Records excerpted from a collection

──────────

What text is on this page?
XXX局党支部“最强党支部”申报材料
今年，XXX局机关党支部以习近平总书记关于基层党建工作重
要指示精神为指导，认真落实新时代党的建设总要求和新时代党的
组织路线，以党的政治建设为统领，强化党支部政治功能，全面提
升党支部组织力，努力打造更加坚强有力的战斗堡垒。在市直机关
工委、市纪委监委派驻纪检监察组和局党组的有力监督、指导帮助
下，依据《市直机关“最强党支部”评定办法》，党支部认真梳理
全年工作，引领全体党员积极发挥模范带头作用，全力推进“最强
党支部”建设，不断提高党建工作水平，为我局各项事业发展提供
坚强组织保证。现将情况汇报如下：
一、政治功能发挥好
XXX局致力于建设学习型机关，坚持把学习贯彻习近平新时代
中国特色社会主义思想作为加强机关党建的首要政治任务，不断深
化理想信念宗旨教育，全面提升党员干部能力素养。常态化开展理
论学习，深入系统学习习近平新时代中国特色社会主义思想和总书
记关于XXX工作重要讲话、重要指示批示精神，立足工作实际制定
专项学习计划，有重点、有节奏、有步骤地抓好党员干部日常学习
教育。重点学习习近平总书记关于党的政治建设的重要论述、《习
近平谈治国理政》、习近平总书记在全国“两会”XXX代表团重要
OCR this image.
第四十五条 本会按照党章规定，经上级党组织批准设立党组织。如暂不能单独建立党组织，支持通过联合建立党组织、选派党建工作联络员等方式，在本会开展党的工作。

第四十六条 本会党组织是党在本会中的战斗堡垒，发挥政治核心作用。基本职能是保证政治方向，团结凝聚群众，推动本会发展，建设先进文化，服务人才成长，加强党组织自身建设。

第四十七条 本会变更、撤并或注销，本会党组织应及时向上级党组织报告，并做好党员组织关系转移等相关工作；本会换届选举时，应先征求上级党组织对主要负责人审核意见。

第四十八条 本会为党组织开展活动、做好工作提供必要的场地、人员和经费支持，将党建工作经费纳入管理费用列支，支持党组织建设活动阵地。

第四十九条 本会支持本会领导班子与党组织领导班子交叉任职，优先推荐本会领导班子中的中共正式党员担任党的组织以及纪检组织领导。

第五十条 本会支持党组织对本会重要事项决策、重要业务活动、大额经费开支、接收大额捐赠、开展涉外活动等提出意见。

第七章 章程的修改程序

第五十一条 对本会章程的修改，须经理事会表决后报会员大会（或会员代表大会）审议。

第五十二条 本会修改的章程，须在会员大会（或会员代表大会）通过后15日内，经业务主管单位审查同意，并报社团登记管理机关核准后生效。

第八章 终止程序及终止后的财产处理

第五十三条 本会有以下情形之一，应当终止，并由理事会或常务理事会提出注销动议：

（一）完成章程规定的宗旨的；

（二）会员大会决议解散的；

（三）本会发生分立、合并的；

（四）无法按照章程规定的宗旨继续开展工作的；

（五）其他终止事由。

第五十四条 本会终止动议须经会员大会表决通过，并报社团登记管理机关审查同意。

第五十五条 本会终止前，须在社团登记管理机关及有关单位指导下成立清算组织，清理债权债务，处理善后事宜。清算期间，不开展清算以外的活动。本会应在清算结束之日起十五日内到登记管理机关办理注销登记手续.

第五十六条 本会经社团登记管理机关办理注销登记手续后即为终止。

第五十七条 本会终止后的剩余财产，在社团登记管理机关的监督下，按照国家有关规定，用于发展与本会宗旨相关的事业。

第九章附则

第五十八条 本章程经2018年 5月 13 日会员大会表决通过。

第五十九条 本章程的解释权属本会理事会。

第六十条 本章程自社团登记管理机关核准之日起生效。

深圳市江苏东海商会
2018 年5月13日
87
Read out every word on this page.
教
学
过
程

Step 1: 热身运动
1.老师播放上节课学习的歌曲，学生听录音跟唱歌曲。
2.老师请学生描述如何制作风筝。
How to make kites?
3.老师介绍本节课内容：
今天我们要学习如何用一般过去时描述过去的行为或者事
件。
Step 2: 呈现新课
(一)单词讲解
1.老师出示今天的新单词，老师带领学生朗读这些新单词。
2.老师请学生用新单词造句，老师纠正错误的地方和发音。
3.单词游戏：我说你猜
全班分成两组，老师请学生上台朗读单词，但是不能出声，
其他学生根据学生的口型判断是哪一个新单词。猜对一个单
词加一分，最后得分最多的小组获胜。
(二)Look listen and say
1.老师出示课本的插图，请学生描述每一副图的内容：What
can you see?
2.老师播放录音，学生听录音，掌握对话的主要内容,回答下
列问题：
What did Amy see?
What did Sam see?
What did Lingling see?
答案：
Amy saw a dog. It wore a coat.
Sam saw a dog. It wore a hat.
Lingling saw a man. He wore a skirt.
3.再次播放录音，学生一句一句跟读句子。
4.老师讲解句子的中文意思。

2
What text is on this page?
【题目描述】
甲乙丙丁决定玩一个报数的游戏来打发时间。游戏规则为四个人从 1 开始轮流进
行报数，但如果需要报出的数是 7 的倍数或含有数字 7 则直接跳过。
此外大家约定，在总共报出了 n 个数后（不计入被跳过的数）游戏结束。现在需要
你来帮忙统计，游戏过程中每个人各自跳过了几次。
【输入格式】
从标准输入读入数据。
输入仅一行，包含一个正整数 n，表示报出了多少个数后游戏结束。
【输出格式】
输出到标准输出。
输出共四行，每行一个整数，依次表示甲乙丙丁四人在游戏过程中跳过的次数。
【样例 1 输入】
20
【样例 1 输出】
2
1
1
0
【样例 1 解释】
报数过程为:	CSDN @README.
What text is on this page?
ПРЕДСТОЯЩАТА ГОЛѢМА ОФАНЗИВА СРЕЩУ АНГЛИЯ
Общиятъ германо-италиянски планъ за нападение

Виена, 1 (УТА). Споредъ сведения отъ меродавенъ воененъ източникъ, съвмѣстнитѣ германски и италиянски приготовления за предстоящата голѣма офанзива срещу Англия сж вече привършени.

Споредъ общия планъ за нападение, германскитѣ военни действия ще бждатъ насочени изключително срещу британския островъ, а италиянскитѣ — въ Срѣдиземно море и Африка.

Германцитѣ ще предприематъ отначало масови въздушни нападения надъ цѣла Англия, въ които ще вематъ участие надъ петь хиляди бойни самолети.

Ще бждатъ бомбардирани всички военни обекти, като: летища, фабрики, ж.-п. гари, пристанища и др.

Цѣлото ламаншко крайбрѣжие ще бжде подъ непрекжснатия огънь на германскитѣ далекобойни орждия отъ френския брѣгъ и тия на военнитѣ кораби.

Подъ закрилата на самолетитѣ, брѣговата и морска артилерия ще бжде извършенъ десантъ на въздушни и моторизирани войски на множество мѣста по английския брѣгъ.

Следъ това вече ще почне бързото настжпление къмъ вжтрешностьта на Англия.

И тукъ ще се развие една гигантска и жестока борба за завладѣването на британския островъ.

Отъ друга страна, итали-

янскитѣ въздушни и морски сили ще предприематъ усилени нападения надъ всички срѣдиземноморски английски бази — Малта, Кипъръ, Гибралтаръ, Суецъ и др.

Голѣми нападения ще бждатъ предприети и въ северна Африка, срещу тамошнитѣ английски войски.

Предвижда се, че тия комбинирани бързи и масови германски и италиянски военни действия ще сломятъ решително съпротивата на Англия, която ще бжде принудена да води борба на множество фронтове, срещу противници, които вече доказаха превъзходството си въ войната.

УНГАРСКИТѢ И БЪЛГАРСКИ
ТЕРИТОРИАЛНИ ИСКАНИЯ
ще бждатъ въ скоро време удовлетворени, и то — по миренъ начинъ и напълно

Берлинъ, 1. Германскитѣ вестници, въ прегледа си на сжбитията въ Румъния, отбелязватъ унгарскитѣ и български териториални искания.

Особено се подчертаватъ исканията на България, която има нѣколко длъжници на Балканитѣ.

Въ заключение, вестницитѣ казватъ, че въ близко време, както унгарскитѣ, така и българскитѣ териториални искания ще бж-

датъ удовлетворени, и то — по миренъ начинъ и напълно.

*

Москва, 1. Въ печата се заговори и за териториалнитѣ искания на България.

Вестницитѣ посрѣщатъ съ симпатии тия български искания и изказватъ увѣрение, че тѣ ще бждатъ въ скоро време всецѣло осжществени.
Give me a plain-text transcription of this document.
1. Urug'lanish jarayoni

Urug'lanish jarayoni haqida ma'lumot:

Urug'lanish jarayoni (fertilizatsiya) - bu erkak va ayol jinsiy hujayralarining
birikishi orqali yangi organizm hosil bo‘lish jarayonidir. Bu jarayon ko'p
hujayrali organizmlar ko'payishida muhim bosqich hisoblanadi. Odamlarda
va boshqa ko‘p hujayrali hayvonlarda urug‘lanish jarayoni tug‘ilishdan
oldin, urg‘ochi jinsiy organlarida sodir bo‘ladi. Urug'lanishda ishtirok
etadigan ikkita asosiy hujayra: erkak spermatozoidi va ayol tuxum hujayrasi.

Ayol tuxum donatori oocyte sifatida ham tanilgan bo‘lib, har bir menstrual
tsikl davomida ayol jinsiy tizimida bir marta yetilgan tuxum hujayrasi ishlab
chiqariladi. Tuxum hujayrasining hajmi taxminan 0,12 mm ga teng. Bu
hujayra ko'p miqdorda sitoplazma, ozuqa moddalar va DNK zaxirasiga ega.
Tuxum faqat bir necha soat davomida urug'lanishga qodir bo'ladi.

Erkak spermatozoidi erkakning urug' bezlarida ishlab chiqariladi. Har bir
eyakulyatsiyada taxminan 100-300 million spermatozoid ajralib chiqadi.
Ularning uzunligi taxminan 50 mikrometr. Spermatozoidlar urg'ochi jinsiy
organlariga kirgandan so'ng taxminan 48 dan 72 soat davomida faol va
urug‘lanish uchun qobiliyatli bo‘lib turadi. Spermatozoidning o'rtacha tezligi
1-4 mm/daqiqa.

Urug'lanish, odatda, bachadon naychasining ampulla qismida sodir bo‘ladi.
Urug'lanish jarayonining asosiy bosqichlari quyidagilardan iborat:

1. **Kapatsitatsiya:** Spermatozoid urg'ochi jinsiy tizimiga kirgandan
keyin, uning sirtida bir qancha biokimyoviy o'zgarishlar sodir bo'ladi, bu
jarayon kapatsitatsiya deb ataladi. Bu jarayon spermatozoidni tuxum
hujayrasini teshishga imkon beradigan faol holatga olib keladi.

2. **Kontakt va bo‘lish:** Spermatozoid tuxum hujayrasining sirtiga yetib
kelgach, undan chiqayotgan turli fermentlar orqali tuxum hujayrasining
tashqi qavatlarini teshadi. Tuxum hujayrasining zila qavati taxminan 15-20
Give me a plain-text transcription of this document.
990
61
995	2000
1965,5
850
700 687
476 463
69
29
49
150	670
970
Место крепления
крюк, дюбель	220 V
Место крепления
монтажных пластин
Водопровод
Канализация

──────────

▸ Stated goal
Select, from the listing, all lines that include the word "бжде".

▸ Written solution
Цѣлото ламаншко крайбрѣжие ще бжде подъ непрекжснатия огънь на германскитѣ далекобойни орждия отъ френския брѣгъ и тия на военнитѣ кораби.
Подъ закрилата на самолетитѣ, брѣговата и морска артилерия ще бжде извършенъ десантъ на въздушни и моторизирани войски на множество мѣста по английския брѣгъ.
Предвижда се, че тия комбинирани бързи и масови германски и италиянски военни действия ще сломятъ решително съпротивата на Англия, която ще бжде принудена да води борба на множество фронтове, срещу противници, които вече доказаха превъзходството си въ войната.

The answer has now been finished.